Records to use ▸
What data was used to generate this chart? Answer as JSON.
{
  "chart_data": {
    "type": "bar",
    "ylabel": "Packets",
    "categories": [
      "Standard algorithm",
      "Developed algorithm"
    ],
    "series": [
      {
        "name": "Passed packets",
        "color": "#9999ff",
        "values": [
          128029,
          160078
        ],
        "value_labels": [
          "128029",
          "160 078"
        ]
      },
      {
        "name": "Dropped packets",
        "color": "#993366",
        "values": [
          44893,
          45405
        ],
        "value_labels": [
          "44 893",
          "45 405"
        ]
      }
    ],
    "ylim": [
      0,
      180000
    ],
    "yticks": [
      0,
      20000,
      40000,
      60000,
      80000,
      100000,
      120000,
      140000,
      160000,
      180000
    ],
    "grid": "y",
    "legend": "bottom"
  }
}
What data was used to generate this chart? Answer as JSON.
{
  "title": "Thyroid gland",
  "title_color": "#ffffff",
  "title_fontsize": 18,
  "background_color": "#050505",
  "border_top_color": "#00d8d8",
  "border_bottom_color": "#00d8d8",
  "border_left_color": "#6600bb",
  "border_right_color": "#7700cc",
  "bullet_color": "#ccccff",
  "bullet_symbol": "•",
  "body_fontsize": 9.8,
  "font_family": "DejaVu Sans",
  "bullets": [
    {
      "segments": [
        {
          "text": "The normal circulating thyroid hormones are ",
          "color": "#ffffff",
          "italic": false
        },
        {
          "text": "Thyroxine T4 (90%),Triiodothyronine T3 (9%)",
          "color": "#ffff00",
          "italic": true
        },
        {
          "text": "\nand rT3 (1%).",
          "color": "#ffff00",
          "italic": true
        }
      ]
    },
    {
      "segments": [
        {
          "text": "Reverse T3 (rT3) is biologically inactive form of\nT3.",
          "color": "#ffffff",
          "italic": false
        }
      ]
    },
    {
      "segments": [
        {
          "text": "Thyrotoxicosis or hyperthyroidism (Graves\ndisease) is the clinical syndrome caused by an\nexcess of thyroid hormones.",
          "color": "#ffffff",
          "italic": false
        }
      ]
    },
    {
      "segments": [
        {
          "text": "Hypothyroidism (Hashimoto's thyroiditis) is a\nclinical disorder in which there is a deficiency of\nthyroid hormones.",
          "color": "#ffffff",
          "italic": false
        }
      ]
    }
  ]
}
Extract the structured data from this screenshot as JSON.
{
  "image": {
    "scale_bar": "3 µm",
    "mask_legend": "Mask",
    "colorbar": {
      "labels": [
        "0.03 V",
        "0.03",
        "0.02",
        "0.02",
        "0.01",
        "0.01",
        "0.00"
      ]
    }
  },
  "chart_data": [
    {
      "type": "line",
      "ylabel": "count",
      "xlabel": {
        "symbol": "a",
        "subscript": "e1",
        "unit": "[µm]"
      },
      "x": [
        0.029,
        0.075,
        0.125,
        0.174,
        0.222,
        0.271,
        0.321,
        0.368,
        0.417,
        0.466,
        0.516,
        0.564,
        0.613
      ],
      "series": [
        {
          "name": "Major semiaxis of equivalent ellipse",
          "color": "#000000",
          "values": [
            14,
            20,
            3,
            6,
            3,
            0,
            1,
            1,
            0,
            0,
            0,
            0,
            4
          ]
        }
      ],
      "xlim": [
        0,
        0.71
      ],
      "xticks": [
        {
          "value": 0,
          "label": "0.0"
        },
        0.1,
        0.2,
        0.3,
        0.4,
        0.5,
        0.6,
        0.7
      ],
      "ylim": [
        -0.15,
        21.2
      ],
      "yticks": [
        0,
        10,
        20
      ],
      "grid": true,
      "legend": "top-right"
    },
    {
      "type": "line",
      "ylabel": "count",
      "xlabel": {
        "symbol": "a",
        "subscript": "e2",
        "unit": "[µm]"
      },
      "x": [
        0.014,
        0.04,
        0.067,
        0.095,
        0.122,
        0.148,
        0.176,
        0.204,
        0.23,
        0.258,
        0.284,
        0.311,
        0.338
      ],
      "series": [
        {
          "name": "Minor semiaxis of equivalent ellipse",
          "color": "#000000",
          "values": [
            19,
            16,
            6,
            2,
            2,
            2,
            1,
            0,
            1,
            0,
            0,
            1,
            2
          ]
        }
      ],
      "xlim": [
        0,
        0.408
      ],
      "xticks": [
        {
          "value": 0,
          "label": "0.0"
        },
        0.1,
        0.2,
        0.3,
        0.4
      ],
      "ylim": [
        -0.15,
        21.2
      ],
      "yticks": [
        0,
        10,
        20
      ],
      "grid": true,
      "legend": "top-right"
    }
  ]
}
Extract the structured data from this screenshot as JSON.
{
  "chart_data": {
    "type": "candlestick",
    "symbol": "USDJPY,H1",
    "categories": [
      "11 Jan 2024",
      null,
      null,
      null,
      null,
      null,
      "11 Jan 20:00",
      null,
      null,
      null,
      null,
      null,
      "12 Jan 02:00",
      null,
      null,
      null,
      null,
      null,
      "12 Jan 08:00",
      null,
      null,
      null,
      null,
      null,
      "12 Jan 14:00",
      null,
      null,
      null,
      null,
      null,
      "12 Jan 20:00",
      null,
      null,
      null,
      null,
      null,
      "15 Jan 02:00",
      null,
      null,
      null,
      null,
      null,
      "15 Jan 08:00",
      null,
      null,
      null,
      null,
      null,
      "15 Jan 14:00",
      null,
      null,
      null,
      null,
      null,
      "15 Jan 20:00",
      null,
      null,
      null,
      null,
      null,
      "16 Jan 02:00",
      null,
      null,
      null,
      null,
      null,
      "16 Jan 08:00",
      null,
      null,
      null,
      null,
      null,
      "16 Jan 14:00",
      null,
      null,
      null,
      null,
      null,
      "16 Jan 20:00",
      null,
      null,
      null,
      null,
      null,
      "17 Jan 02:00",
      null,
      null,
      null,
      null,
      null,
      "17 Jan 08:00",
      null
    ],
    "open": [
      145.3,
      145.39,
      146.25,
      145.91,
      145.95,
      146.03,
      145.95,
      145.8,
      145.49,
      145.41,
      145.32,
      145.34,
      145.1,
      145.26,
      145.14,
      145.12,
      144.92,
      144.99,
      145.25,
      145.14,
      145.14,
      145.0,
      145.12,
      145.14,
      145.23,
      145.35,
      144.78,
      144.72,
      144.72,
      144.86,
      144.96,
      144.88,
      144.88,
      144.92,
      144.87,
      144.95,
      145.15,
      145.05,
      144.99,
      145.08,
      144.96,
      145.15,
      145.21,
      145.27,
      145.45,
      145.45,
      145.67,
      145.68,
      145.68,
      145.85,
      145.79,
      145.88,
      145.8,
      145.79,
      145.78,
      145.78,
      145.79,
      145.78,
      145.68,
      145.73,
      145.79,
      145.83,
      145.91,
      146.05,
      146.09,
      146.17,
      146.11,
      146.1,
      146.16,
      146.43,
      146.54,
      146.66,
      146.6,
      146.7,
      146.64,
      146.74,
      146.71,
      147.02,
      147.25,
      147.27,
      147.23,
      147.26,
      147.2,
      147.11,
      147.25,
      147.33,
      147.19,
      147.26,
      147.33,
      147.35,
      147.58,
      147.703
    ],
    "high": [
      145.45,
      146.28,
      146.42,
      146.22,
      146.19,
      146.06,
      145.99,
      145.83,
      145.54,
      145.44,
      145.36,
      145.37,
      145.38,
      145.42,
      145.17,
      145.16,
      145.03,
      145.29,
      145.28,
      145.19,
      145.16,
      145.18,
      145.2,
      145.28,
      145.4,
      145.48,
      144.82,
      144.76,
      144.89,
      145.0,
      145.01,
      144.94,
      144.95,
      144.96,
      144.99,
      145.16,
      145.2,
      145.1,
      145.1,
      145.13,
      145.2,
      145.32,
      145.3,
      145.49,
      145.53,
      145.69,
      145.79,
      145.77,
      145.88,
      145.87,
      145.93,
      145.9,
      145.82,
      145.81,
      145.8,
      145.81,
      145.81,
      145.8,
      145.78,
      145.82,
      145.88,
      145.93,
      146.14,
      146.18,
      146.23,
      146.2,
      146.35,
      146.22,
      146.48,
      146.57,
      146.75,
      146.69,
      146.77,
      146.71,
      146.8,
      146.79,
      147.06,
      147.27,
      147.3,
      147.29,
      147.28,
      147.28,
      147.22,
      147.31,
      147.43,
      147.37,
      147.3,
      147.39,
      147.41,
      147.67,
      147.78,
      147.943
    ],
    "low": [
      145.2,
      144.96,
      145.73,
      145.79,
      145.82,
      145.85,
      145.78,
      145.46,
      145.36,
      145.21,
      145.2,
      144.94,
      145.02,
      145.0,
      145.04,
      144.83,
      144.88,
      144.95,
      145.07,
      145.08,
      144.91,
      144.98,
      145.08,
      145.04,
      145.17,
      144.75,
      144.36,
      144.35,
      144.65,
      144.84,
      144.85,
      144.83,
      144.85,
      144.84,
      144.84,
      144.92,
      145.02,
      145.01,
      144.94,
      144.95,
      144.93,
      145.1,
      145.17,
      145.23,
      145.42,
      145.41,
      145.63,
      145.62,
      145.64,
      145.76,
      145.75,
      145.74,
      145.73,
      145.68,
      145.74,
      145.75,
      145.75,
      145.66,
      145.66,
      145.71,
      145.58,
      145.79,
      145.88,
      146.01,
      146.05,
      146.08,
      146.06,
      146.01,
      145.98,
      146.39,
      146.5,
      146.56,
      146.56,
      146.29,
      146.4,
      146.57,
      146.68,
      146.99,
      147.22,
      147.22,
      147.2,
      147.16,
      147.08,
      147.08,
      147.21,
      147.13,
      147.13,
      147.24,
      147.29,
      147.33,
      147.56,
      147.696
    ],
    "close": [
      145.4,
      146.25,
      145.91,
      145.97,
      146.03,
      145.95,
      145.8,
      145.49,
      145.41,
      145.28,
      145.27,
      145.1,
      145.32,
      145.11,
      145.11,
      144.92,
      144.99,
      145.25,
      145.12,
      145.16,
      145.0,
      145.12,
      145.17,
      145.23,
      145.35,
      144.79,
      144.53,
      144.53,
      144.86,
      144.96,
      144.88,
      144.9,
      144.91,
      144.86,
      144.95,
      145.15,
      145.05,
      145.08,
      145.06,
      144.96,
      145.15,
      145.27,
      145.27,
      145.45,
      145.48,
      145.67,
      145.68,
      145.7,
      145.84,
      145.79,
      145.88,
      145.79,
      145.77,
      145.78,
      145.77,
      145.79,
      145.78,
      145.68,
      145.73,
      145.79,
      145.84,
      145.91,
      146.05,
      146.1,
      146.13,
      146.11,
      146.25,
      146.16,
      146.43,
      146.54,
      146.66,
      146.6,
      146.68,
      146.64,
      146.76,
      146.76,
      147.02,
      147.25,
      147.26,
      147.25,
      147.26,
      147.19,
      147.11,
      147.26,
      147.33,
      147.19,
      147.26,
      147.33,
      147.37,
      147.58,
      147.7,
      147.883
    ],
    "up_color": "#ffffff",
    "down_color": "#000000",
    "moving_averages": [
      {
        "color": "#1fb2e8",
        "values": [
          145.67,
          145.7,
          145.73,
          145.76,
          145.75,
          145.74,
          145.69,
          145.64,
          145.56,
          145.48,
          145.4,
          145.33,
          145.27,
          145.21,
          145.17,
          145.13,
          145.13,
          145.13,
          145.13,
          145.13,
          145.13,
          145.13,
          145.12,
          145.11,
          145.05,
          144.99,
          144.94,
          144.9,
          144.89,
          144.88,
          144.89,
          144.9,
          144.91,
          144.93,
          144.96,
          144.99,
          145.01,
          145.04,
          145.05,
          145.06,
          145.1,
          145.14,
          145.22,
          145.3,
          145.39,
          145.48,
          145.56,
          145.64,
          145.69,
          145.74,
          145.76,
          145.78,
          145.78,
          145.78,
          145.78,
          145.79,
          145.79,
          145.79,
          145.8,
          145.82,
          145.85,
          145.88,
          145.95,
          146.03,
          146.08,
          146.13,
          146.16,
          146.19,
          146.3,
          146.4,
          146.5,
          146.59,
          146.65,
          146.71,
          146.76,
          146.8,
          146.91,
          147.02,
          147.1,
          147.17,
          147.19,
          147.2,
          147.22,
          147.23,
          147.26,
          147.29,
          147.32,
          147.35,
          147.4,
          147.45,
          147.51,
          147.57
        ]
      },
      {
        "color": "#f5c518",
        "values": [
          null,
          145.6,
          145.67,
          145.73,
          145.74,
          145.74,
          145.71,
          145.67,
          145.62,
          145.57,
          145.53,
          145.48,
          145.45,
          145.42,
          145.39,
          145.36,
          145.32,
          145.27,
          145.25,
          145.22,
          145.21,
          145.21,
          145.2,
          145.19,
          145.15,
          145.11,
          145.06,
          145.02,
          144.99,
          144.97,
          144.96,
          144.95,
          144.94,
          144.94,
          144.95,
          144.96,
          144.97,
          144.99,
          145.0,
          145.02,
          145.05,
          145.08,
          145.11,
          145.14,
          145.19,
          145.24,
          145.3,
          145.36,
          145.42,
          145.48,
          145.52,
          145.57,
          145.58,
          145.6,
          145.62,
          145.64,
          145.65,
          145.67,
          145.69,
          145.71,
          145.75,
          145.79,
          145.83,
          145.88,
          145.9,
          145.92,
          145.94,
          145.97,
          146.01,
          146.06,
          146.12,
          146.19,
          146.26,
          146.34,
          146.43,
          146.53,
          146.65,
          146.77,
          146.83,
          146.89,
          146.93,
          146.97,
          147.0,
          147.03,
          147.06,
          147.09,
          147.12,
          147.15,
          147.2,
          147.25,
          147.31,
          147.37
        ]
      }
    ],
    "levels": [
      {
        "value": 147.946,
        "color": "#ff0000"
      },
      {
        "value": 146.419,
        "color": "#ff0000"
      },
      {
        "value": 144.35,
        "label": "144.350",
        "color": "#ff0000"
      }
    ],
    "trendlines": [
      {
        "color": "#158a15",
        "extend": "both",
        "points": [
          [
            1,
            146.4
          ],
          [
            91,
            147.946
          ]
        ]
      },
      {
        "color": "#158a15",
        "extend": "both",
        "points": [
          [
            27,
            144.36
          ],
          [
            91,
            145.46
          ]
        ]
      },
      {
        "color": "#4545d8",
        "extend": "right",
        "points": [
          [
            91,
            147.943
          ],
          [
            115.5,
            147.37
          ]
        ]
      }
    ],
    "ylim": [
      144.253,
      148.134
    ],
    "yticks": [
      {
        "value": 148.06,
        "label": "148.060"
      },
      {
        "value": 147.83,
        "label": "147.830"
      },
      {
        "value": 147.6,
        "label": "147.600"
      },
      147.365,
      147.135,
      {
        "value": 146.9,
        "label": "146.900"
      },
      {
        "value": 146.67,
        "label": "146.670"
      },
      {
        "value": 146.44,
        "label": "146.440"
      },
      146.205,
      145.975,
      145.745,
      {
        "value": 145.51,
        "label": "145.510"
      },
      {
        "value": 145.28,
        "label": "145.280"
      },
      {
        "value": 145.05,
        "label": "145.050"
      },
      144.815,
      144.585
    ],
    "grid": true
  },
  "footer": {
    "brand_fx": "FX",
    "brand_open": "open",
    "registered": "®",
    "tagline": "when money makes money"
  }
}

Problem to work on ▸ Check each line above for the word "algorithm", and copy the lines where it appears.

Solved exercise ▸
      "Standard algorithm",
      "Developed algorithm"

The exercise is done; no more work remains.